• **Task**
Pull out every line below holding the word "SQQQ".

• **Data supplied**
--
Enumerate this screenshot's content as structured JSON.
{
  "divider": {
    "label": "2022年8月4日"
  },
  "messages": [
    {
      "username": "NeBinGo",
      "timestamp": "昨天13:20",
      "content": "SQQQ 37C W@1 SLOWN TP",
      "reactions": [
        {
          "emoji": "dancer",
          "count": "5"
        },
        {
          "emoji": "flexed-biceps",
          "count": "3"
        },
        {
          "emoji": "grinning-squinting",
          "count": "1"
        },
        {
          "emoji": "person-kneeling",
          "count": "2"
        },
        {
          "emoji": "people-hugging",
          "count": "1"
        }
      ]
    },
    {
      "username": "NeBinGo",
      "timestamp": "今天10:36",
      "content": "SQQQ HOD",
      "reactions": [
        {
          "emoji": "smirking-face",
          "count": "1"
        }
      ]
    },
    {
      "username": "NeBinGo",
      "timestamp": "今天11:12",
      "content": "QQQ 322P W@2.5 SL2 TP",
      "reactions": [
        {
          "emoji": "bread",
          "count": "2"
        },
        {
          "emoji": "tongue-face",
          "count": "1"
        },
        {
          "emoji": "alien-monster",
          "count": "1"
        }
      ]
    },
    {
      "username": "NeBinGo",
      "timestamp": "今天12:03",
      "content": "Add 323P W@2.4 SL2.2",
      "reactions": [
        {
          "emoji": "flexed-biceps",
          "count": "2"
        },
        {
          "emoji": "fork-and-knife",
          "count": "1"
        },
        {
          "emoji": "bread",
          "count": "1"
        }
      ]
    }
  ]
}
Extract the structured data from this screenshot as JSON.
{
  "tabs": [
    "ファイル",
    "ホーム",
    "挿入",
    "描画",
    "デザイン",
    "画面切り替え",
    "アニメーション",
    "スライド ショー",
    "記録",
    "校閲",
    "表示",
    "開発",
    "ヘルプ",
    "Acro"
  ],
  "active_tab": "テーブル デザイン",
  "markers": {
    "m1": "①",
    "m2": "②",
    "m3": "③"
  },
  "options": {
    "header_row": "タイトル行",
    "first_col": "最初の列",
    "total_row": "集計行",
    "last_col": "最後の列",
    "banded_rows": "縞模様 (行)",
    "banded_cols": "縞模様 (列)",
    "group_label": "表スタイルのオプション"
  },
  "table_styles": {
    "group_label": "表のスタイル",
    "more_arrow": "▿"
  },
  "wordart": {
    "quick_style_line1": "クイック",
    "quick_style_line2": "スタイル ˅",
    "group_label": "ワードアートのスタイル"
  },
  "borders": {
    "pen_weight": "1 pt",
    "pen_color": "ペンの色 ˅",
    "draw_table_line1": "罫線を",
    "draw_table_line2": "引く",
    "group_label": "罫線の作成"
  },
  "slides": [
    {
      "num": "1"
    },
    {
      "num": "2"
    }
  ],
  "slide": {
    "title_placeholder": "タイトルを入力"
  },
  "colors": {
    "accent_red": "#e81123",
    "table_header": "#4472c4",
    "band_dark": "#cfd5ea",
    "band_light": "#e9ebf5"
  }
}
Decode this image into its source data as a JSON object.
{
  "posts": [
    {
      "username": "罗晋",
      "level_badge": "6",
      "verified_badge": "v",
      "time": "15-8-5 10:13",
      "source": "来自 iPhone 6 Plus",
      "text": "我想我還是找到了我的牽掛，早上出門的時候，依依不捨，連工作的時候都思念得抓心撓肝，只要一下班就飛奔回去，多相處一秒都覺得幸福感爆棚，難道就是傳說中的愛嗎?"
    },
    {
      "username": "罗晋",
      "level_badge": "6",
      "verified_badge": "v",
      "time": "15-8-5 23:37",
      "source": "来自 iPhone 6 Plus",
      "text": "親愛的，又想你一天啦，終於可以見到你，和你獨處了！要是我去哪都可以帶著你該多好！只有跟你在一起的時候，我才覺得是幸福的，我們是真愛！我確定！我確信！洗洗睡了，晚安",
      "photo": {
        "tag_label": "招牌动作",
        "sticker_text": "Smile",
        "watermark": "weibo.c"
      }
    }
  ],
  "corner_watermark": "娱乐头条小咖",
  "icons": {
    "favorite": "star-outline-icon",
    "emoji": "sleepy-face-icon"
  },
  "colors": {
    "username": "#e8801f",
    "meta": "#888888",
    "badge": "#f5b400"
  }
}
--
• **The answer**
      "content": "SQQQ 37C W@1 SLOWN TP",
      "content": "SQQQ HOD",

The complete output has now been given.